• **GIVEN EXERCISE**
All entries are to be given again verbatim.

• **EXTRACTED DATA**
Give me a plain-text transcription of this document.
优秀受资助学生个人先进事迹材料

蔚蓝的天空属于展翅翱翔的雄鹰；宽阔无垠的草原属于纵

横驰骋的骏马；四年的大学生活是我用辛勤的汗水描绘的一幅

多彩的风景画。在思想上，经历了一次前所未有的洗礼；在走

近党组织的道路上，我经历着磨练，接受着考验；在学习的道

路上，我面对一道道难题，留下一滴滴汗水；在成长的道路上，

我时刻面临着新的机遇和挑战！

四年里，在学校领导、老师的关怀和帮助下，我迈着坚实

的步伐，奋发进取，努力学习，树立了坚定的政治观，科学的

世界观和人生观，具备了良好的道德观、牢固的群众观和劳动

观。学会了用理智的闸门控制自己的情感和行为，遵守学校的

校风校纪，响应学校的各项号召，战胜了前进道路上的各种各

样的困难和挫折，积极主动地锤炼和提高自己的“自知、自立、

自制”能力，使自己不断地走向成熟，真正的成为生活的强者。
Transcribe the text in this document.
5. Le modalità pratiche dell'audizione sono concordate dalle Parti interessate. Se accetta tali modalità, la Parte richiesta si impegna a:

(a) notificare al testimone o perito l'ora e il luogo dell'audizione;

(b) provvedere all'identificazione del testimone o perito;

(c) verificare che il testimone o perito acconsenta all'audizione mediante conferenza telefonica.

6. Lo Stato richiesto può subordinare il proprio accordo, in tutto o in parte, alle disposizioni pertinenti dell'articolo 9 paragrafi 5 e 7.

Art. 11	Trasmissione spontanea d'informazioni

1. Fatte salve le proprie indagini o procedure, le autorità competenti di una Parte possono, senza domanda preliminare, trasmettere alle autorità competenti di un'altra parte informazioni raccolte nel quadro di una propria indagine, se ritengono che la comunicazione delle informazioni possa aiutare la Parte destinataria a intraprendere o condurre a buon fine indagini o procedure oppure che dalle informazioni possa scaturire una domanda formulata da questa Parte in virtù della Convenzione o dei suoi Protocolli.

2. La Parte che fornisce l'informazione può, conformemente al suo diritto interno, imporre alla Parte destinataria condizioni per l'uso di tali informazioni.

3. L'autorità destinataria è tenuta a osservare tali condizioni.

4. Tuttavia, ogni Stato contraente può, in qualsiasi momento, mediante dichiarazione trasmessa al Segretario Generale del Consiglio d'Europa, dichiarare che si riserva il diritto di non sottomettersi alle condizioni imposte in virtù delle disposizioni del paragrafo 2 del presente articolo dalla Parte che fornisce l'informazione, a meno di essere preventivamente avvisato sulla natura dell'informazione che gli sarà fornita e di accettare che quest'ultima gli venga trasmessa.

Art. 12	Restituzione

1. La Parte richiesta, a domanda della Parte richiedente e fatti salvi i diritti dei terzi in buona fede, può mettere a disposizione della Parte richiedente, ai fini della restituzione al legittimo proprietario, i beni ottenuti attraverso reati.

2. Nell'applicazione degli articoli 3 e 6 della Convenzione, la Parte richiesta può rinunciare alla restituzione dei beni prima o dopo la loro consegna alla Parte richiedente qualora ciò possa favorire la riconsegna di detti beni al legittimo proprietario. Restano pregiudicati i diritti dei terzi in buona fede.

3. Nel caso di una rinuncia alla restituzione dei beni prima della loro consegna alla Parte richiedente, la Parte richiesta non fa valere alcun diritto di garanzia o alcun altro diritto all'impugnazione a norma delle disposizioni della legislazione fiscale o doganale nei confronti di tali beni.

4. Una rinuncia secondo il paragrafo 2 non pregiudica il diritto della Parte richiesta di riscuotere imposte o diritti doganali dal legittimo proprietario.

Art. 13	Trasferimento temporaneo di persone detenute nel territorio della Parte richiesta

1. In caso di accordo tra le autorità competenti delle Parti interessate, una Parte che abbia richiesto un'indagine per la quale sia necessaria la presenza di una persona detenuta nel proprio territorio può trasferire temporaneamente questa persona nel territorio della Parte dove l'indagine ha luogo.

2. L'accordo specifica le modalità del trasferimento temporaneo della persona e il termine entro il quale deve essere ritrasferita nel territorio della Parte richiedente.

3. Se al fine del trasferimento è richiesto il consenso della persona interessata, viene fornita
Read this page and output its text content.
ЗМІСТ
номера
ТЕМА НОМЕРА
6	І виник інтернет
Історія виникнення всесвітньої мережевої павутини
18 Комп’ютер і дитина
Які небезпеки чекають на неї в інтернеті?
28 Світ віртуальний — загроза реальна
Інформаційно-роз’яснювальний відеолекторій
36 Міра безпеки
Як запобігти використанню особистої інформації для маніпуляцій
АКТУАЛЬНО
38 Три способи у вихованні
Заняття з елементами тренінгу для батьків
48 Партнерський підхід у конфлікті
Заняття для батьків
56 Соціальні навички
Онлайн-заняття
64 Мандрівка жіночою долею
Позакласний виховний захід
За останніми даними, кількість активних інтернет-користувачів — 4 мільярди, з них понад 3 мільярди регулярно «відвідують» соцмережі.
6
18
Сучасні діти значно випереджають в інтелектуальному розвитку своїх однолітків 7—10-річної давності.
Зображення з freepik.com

• **COMPLETE RESPONSE**
Give me a plain-text transcription of this document.
优秀受资助学生个人先进事迹材料

蔚蓝的天空属于展翅翱翔的雄鹰；宽阔无垠的草原属于纵

横驰骋的骏马；四年的大学生活是我用辛勤的汗水描绘的一幅

多彩的风景画。在思想上，经历了一次前所未有的洗礼；在走

近党组织的道路上，我经历着磨练，接受着考验；在学习的道

路上，我面对一道道难题，留下一滴滴汗水；在成长的道路上，

我时刻面临着新的机遇和挑战！

四年里，在学校领导、老师的关怀和帮助下，我迈着坚实

的步伐，奋发进取，努力学习，树立了坚定的政治观，科学的

世界观和人生观，具备了良好的道德观、牢固的群众观和劳动

观。学会了用理智的闸门控制自己的情感和行为，遵守学校的

校风校纪，响应学校的各项号召，战胜了前进道路上的各种各

样的困难和挫折，积极主动地锤炼和提高自己的“自知、自立、

自制”能力，使自己不断地走向成熟，真正的成为生活的强者。
Transcribe the text in this document.
5. Le modalità pratiche dell'audizione sono concordate dalle Parti interessate. Se accetta tali modalità, la Parte richiesta si impegna a:

(a) notificare al testimone o perito l'ora e il luogo dell'audizione;

(b) provvedere all'identificazione del testimone o perito;

(c) verificare che il testimone o perito acconsenta all'audizione mediante conferenza telefonica.

6. Lo Stato richiesto può subordinare il proprio accordo, in tutto o in parte, alle disposizioni pertinenti dell'articolo 9 paragrafi 5 e 7.

Art. 11	Trasmissione spontanea d'informazioni

1. Fatte salve le proprie indagini o procedure, le autorità competenti di una Parte possono, senza domanda preliminare, trasmettere alle autorità competenti di un'altra parte informazioni raccolte nel quadro di una propria indagine, se ritengono che la comunicazione delle informazioni possa aiutare la Parte destinataria a intraprendere o condurre a buon fine indagini o procedure oppure che dalle informazioni possa scaturire una domanda formulata da questa Parte in virtù della Convenzione o dei suoi Protocolli.

2. La Parte che fornisce l'informazione può, conformemente al suo diritto interno, imporre alla Parte destinataria condizioni per l'uso di tali informazioni.

3. L'autorità destinataria è tenuta a osservare tali condizioni.

4. Tuttavia, ogni Stato contraente può, in qualsiasi momento, mediante dichiarazione trasmessa al Segretario Generale del Consiglio d'Europa, dichiarare che si riserva il diritto di non sottomettersi alle condizioni imposte in virtù delle disposizioni del paragrafo 2 del presente articolo dalla Parte che fornisce l'informazione, a meno di essere preventivamente avvisato sulla natura dell'informazione che gli sarà fornita e di accettare che quest'ultima gli venga trasmessa.

Art. 12	Restituzione

1. La Parte richiesta, a domanda della Parte richiedente e fatti salvi i diritti dei terzi in buona fede, può mettere a disposizione della Parte richiedente, ai fini della restituzione al legittimo proprietario, i beni ottenuti attraverso reati.

2. Nell'applicazione degli articoli 3 e 6 della Convenzione, la Parte richiesta può rinunciare alla restituzione dei beni prima o dopo la loro consegna alla Parte richiedente qualora ciò possa favorire la riconsegna di detti beni al legittimo proprietario. Restano pregiudicati i diritti dei terzi in buona fede.

3. Nel caso di una rinuncia alla restituzione dei beni prima della loro consegna alla Parte richiedente, la Parte richiesta non fa valere alcun diritto di garanzia o alcun altro diritto all'impugnazione a norma delle disposizioni della legislazione fiscale o doganale nei confronti di tali beni.

4. Una rinuncia secondo il paragrafo 2 non pregiudica il diritto della Parte richiesta di riscuotere imposte o diritti doganali dal legittimo proprietario.

Art. 13	Trasferimento temporaneo di persone detenute nel territorio della Parte richiesta

1. In caso di accordo tra le autorità competenti delle Parti interessate, una Parte che abbia richiesto un'indagine per la quale sia necessaria la presenza di una persona detenuta nel proprio territorio può trasferire temporaneamente questa persona nel territorio della Parte dove l'indagine ha luogo.

2. L'accordo specifica le modalità del trasferimento temporaneo della persona e il termine entro il quale deve essere ritrasferita nel territorio della Parte richiedente.

3. Se al fine del trasferimento è richiesto il consenso della persona interessata, viene fornita
Read this page and output its text content.
ЗМІСТ
номера
ТЕМА НОМЕРА
6	І виник інтернет
Історія виникнення всесвітньої мережевої павутини
18 Комп’ютер і дитина
Які небезпеки чекають на неї в інтернеті?
28 Світ віртуальний — загроза реальна
Інформаційно-роз’яснювальний відеолекторій
36 Міра безпеки
Як запобігти використанню особистої інформації для маніпуляцій
АКТУАЛЬНО
38 Три способи у вихованні
Заняття з елементами тренінгу для батьків
48 Партнерський підхід у конфлікті
Заняття для батьків
56 Соціальні навички
Онлайн-заняття
64 Мандрівка жіночою долею
Позакласний виховний захід
За останніми даними, кількість активних інтернет-користувачів — 4 мільярди, з них понад 3 мільярди регулярно «відвідують» соцмережі.
6
18
Сучасні діти значно випереджають в інтелектуальному розвитку своїх однолітків 7—10-річної давності.
Зображення з freepik.com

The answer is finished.